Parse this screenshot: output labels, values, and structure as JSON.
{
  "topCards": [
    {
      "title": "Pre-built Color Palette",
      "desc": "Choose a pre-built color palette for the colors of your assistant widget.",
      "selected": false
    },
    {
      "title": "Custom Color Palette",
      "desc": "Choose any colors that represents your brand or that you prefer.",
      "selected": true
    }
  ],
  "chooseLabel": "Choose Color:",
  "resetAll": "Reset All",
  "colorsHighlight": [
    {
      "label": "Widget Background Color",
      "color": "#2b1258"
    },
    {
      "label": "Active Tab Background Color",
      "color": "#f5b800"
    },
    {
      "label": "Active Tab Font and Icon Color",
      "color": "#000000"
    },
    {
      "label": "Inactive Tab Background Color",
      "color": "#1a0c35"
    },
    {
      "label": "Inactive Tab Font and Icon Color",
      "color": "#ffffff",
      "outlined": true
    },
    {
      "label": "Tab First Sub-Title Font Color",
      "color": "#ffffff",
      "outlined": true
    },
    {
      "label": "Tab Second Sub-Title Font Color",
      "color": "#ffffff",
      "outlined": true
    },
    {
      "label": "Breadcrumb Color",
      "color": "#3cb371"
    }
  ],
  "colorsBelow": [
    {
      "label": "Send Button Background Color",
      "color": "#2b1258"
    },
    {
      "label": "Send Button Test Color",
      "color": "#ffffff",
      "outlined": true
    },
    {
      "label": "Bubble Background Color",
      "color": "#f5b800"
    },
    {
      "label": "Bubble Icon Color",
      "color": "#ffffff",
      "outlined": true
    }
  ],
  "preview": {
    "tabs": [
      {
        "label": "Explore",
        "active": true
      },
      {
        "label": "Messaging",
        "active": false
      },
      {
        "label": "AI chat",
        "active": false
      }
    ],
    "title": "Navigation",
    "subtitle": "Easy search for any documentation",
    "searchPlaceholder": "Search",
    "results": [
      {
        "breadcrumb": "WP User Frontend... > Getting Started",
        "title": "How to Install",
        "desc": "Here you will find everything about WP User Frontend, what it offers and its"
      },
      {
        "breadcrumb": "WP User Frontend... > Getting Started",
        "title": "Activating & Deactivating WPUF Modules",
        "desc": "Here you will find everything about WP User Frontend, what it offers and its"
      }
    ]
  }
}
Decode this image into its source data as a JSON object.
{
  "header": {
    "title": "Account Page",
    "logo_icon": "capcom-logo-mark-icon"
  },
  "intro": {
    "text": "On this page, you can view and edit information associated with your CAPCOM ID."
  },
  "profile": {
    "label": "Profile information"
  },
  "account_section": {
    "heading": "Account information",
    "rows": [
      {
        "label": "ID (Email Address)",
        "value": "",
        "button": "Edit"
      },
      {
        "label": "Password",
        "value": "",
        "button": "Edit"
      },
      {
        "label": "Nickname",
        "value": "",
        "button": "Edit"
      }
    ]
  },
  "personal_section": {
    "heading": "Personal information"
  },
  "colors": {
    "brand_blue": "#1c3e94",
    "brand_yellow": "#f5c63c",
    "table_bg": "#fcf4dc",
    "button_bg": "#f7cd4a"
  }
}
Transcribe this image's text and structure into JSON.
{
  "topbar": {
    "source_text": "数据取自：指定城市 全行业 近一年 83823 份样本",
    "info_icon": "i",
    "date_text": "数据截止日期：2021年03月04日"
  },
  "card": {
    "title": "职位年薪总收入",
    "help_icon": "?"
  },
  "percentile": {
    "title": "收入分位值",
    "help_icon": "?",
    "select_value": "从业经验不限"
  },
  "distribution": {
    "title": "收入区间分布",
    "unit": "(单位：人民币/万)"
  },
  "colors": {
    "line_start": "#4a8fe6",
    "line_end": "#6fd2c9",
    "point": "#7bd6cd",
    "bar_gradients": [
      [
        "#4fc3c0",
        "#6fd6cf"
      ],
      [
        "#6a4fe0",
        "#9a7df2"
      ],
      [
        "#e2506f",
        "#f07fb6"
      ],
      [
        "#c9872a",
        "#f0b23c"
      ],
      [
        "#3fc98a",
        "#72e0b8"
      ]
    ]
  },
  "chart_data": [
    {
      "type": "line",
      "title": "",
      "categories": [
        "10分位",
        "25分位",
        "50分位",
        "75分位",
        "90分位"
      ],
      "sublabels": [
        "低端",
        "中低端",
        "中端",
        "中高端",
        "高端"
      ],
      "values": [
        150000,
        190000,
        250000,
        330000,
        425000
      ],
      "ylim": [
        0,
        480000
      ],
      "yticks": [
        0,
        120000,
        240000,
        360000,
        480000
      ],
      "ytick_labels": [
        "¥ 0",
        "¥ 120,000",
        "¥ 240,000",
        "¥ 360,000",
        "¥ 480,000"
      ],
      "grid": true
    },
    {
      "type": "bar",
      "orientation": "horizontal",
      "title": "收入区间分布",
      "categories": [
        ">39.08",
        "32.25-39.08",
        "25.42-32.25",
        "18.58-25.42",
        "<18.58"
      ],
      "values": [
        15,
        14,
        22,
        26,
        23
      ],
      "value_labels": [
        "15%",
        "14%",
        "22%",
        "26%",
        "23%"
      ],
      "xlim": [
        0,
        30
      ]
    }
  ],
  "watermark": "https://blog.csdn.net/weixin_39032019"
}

━━━━━━━━━━━━━━━━━━━━━━━━━━━━━━

[Short problem] Copy out all of the lines above exactly.

[Result of this task]
Parse this screenshot: output labels, values, and structure as JSON.
{
  "topCards": [
    {
      "title": "Pre-built Color Palette",
      "desc": "Choose a pre-built color palette for the colors of your assistant widget.",
      "selected": false
    },
    {
      "title": "Custom Color Palette",
      "desc": "Choose any colors that represents your brand or that you prefer.",
      "selected": true
    }
  ],
  "chooseLabel": "Choose Color:",
  "resetAll": "Reset All",
  "colorsHighlight": [
    {
      "label": "Widget Background Color",
      "color": "#2b1258"
    },
    {
      "label": "Active Tab Background Color",
      "color": "#f5b800"
    },
    {
      "label": "Active Tab Font and Icon Color",
      "color": "#000000"
    },
    {
      "label": "Inactive Tab Background Color",
      "color": "#1a0c35"
    },
    {
      "label": "Inactive Tab Font and Icon Color",
      "color": "#ffffff",
      "outlined": true
    },
    {
      "label": "Tab First Sub-Title Font Color",
      "color": "#ffffff",
      "outlined": true
    },
    {
      "label": "Tab Second Sub-Title Font Color",
      "color": "#ffffff",
      "outlined": true
    },
    {
      "label": "Breadcrumb Color",
      "color": "#3cb371"
    }
  ],
  "colorsBelow": [
    {
      "label": "Send Button Background Color",
      "color": "#2b1258"
    },
    {
      "label": "Send Button Test Color",
      "color": "#ffffff",
      "outlined": true
    },
    {
      "label": "Bubble Background Color",
      "color": "#f5b800"
    },
    {
      "label": "Bubble Icon Color",
      "color": "#ffffff",
      "outlined": true
    }
  ],
  "preview": {
    "tabs": [
      {
        "label": "Explore",
        "active": true
      },
      {
        "label": "Messaging",
        "active": false
      },
      {
        "label": "AI chat",
        "active": false
      }
    ],
    "title": "Navigation",
    "subtitle": "Easy search for any documentation",
    "searchPlaceholder": "Search",
    "results": [
      {
        "breadcrumb": "WP User Frontend... > Getting Started",
        "title": "How to Install",
        "desc": "Here you will find everything about WP User Frontend, what it offers and its"
      },
      {
        "breadcrumb": "WP User Frontend... > Getting Started",
        "title": "Activating & Deactivating WPUF Modules",
        "desc": "Here you will find everything about WP User Frontend, what it offers and its"
      }
    ]
  }
}
Decode this image into its source data as a JSON object.
{
  "header": {
    "title": "Account Page",
    "logo_icon": "capcom-logo-mark-icon"
  },
  "intro": {
    "text": "On this page, you can view and edit information associated with your CAPCOM ID."
  },
  "profile": {
    "label": "Profile information"
  },
  "account_section": {
    "heading": "Account information",
    "rows": [
      {
        "label": "ID (Email Address)",
        "value": "",
        "button": "Edit"
      },
      {
        "label": "Password",
        "value": "",
        "button": "Edit"
      },
      {
        "label": "Nickname",
        "value": "",
        "button": "Edit"
      }
    ]
  },
  "personal_section": {
    "heading": "Personal information"
  },
  "colors": {
    "brand_blue": "#1c3e94",
    "brand_yellow": "#f5c63c",
    "table_bg": "#fcf4dc",
    "button_bg": "#f7cd4a"
  }
}
Transcribe this image's text and structure into JSON.
{
  "topbar": {
    "source_text": "数据取自：指定城市 全行业 近一年 83823 份样本",
    "info_icon": "i",
    "date_text": "数据截止日期：2021年03月04日"
  },
  "card": {
    "title": "职位年薪总收入",
    "help_icon": "?"
  },
  "percentile": {
    "title": "收入分位值",
    "help_icon": "?",
    "select_value": "从业经验不限"
  },
  "distribution": {
    "title": "收入区间分布",
    "unit": "(单位：人民币/万)"
  },
  "colors": {
    "line_start": "#4a8fe6",
    "line_end": "#6fd2c9",
    "point": "#7bd6cd",
    "bar_gradients": [
      [
        "#4fc3c0",
        "#6fd6cf"
      ],
      [
        "#6a4fe0",
        "#9a7df2"
      ],
      [
        "#e2506f",
        "#f07fb6"
      ],
      [
        "#c9872a",
        "#f0b23c"
      ],
      [
        "#3fc98a",
        "#72e0b8"
      ]
    ]
  },
  "chart_data": [
    {
      "type": "line",
      "title": "",
      "categories": [
        "10分位",
        "25分位",
        "50分位",
        "75分位",
        "90分位"
      ],
      "sublabels": [
        "低端",
        "中低端",
        "中端",
        "中高端",
        "高端"
      ],
      "values": [
        150000,
        190000,
        250000,
        330000,
        425000
      ],
      "ylim": [
        0,
        480000
      ],
      "yticks": [
        0,
        120000,
        240000,
        360000,
        480000
      ],
      "ytick_labels": [
        "¥ 0",
        "¥ 120,000",
        "¥ 240,000",
        "¥ 360,000",
        "¥ 480,000"
      ],
      "grid": true
    },
    {
      "type": "bar",
      "orientation": "horizontal",
      "title": "收入区间分布",
      "categories": [
        ">39.08",
        "32.25-39.08",
        "25.42-32.25",
        "18.58-25.42",
        "<18.58"
      ],
      "values": [
        15,
        14,
        22,
        26,
        23
      ],
      "value_labels": [
        "15%",
        "14%",
        "22%",
        "26%",
        "23%"
      ],
      "xlim": [
        0,
        30
      ]
    }
  ],
  "watermark": "https://blog.csdn.net/weixin_39032019"
}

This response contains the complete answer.